Start of Article
The secret, he found, was to stick the particle in a “disordered” quantum landscape, one dotted with peaks and valleys. Each location would have a random height, representing a random energy. In a real material, this disorder might come from impurities such as missing atoms or atoms of different elements.

With enough disorder, Anderson concluded, a particle would never tunnel far. In order to tunnel, a particle needs to find a location with a similar energy (or at a similar altitude) to the one it starts out in. And more disorder makes such sites scarcer. By looking further into the landscape, a particle might be able to scout candidate sites at a decent clip. This rate could be quite fast in “higher” dimensions like 2D planes and 3D bricks, where the particle has more options available to it. But the exponential difficulty of reaching those locations would always rise even faster, making tunneling an unlikely proposition.

Tunneling was not enough, Anderson argued in a 1958 paper. A disordered landscape of any dimension would “localize” a particle. The work went essentially unread for years, although it would eventually help secure him a share of the 1977 Nobel Prize in Physics.

While Anderson’s musings had been inspired by electrons in a semiconductor, his framing reveals that he was thinking more abstractly. The anomaly that had motivated him was a mysterious resistance among electrons to a process known as thermalization. He sought to understand more deeply when a system would or would not thermalize. He was not the first physicist to study this phenomenon, but the questions he raised in his work would capture the imaginations of a later generation of physicists.

“It was 50 years ahead of its time,” said David Huse, a physicist at Princeton University.

In everyday language, thermalization is the natural tendency for systems to get mixed up. A new deck of cards quickly loses its original order. A sandcastle winds up as a wet lump of sand. In thermodynamics, this trend is a straightforward consequence of statistics. There are just a few ways to be ordered and a tremendous number of ways to be mixed up, so an initially ordered system is extremely likely to end up mixed.

The key feature of thermalization is that any initial patterns get wiped out by the mixing. Any initial hot spot or concentration of energy, for instance, spreads out until no further spreading is possible. At this point, the system becomes stable and stops noticeably changing — a scenario physicists refer to as thermal equilibrium.

In retrospect, physicists see that Anderson’s work contained the seeds of a rebellion against thermalization. He had shown that a disordered landscape could trap one particle. The key question became: Could it localize many particles? If particles became stuck in place, energy would not spread, and a system would never thermalize. As the opposite of thermalization, localization would represent a whole new type of stability, an unexpected way for quantum patterns of energy to persist forever.

“Knowing whether thermalization is this universal thing that will happen in a closed system, or whether it can completely break down,” said Maissam Barkeshli, a physicist at the University of Maryland, “is one of the most fundamental questions in physics.”

Answering that question, however, would require solving a problem that made Anderson’s Nobel Prize-winning work seem like a warmup. The basic issue is that groups of particles can influence each other in colossally complex ways. Accounting for these interactions proved so complicated that nearly 50 years would elapse between Anderson’s 1958 paper and the first serious attempts to understand localization in many-particle systems, which physicists call many-body localization.
End of Article
Start of Dataset extract
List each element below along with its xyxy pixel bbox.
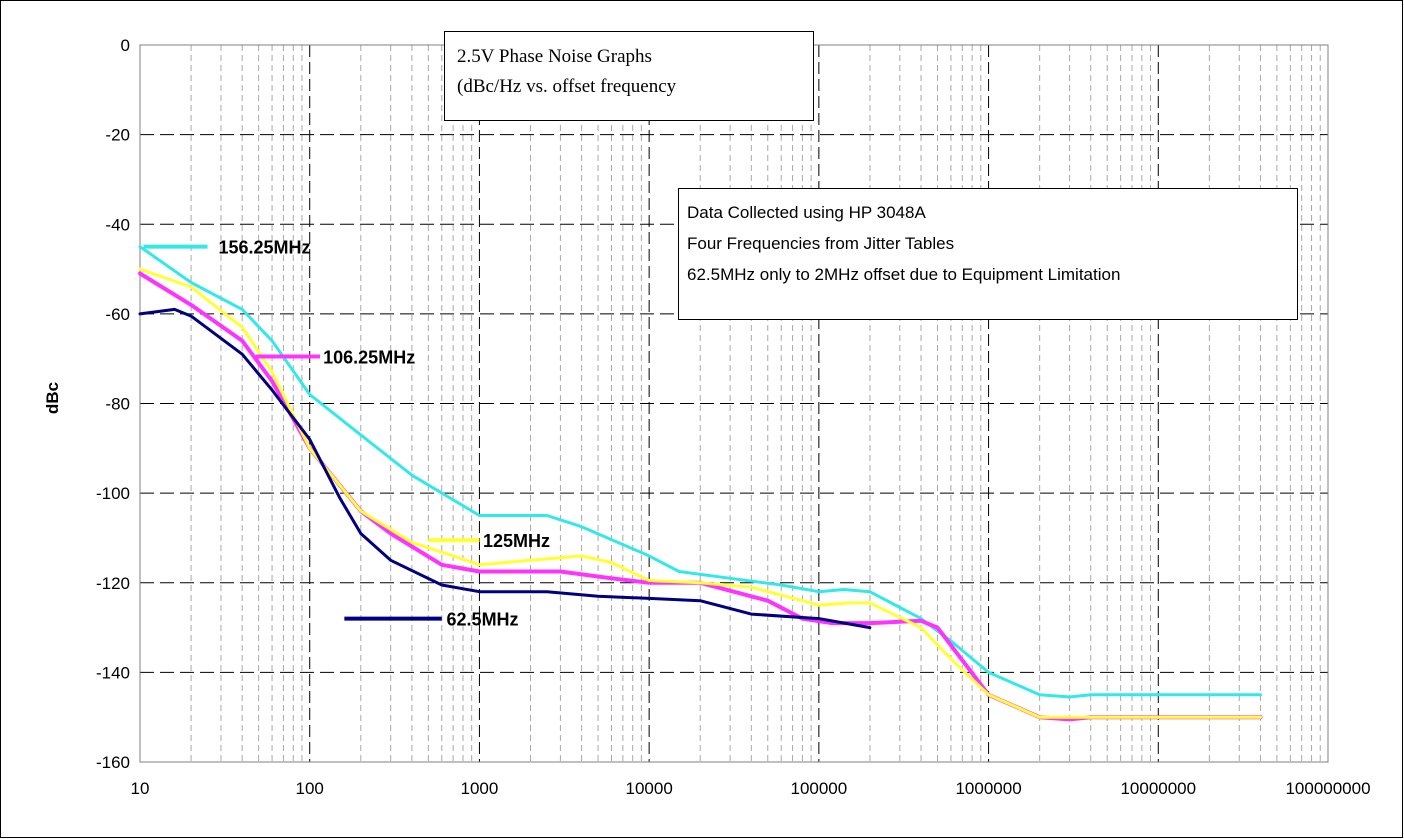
End of Dataset extract
• Parts of the exercise
- a) According to the article on localization, what might cause disorder in a real material?
- b) Please extend the article on localization, picking up right after its final sentence.
The lines above are separate material from the article on localization.

• Answers to the exercises
- a) Impurities such as missing atoms or atoms of different elements.

- b)
The unbelievable answer that would emerge, half a century later, was that thermalization is not always inevitable. In defiance of thermalization, many-body localization seemed possible.

“It breaks the laws of thermodynamics,” said Wojciech De Roeck, a physicist at KU Leuven in Belgium. “It means that chaos does not always win.”

The Rise of Many-Body Localization

The blockbuster sequel to Anderson’s work came in 2005, when Denis Basko, Igor Aleiner and Boris Altshuler, physicists with affiliations at Princeton and Columbia universities, published a landmark paper that would make their initials instantly recognizable to researchers in the field. In it, BAA studied whether atomic impurities in a metal could localize electrons, trapping them near atoms and transforming the conducting material into an insulator.

In 88 pages of dense math comprising 173 numbered equations and 24 figures (excluding appendices), BAA showed that a messy material could indeed stop groups of electrons in their tracks, much as Anderson had shown that it could stop one particle. Their work effectively launched the study of many-body localization, or MBL.

“It really was a tour de force,” Khemani said. “They showed that MBL is stable in all dimensions.” The work was also impenetrable. Researchers believed it but didn’t understand it well enough to build upon it. “Nobody could really do the BAA calculation other than them,” said Jed Pixley, a condensed matter physicist at Rutgers University.

But BAA’s finding did send ripples across the Princeton campus. Basko told his friend Vadim Oganesyan, who discussed it with his adviser, David Huse. The two of them were already running computer simulations that would allow them to test BAA’s ideas more directly in the more abstract context of thermalization.

In their simulations, Huse and Oganesyan set up chains of quantum particles that could point up or down and could flip their neighbors. When they added more and more disorder, as per the localization recipe, they saw signs that the chains of particles were switching from a thermalizing scenario (where, say, a rapidly flipping particle would spread its energy and start flipping its neighbors) to a nearly localized scenario (where the particle would hold onto its energy). The transition from thermalization to localization at a certain level of disorder looked rather like transitions between phases of matter, such as between liquid and ice, that occur at a certain temperature.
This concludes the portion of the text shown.